GIVEN REQUEST: Using the data below, copy every line that contains the word "ylabel".

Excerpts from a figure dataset
-- START --
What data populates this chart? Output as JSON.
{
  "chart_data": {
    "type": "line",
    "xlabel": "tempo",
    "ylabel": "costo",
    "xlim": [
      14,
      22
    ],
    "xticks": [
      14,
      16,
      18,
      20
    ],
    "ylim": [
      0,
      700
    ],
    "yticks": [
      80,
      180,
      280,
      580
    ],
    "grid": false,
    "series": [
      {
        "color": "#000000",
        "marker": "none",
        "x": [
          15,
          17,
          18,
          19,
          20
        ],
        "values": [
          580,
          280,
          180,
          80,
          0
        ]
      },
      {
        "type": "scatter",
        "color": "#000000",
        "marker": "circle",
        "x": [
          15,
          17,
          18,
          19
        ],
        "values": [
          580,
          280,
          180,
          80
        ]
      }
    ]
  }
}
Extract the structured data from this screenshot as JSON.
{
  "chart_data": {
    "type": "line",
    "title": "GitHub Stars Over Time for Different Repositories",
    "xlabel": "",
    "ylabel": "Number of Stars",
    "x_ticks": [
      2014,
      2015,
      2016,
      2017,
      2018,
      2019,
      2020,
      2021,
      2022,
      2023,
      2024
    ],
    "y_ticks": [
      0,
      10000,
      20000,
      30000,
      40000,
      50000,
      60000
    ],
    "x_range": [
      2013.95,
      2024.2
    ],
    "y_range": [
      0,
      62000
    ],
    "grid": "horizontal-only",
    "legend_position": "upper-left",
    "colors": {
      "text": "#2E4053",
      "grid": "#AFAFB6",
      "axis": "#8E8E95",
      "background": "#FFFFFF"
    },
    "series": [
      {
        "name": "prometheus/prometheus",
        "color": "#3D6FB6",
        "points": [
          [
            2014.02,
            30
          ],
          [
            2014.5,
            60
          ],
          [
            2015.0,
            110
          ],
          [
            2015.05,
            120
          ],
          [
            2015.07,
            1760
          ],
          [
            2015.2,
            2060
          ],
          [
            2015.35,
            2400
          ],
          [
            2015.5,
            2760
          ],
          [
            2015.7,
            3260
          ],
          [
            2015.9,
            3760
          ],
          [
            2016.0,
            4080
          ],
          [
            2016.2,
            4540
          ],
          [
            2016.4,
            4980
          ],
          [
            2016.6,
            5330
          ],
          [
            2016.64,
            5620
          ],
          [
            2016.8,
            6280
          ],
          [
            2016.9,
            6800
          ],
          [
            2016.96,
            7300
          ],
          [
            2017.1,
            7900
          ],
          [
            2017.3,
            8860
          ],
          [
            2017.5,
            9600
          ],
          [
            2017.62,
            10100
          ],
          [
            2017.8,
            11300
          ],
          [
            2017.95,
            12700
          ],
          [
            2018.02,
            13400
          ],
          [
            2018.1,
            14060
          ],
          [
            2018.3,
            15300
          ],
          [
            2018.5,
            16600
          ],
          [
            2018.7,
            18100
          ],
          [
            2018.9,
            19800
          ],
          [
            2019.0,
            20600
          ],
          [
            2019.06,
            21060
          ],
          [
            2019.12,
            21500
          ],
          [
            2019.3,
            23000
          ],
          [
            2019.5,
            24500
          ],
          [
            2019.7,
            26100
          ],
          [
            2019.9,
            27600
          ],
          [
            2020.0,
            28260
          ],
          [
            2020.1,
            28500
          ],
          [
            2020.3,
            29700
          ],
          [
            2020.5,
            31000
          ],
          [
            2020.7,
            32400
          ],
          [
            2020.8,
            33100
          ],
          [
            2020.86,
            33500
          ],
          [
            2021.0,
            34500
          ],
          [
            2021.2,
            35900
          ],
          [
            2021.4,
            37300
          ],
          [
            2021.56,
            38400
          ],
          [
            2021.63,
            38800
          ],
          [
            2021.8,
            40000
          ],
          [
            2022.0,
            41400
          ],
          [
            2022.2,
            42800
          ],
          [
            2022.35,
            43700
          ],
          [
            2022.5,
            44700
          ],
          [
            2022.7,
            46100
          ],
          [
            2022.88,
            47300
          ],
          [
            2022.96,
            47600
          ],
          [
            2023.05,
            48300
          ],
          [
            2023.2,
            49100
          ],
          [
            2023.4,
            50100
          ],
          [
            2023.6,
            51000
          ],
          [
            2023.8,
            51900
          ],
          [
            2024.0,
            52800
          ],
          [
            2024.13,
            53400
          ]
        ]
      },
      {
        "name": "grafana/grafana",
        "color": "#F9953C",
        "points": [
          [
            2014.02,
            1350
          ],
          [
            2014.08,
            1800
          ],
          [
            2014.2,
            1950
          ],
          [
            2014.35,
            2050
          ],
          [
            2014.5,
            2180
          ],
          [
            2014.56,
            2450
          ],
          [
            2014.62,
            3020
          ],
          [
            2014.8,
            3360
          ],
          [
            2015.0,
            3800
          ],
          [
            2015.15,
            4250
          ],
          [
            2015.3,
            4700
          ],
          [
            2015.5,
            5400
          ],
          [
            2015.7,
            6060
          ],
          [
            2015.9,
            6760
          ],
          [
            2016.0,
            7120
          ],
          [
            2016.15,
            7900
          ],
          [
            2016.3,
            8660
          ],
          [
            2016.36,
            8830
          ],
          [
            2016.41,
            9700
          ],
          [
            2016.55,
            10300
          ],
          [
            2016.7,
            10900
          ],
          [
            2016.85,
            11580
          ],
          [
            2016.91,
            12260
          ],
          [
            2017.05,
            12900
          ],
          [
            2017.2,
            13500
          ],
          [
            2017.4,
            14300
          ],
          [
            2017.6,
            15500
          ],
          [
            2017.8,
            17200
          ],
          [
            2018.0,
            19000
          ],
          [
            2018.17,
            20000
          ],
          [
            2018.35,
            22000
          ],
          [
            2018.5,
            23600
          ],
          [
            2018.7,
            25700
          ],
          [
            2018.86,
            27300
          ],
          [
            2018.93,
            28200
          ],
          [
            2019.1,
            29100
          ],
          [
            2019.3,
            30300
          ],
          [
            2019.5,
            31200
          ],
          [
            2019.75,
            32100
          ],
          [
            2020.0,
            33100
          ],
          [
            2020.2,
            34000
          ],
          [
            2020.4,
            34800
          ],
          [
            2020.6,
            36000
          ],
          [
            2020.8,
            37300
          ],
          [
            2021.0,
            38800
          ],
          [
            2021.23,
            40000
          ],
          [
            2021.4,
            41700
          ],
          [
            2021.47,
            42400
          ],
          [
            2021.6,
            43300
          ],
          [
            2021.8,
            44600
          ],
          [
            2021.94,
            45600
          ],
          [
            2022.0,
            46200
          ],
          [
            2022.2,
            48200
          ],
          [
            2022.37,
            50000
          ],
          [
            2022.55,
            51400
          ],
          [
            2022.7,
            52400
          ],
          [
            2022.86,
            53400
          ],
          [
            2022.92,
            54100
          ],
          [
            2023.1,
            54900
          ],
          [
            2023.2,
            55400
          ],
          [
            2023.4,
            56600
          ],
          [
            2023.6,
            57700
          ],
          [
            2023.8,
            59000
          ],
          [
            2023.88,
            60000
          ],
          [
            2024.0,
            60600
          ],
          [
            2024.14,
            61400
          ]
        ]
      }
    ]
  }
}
-- END --
SOLVED PROBLEM:
    "ylabel": "costo",
    "ylabel": "Number of Stars",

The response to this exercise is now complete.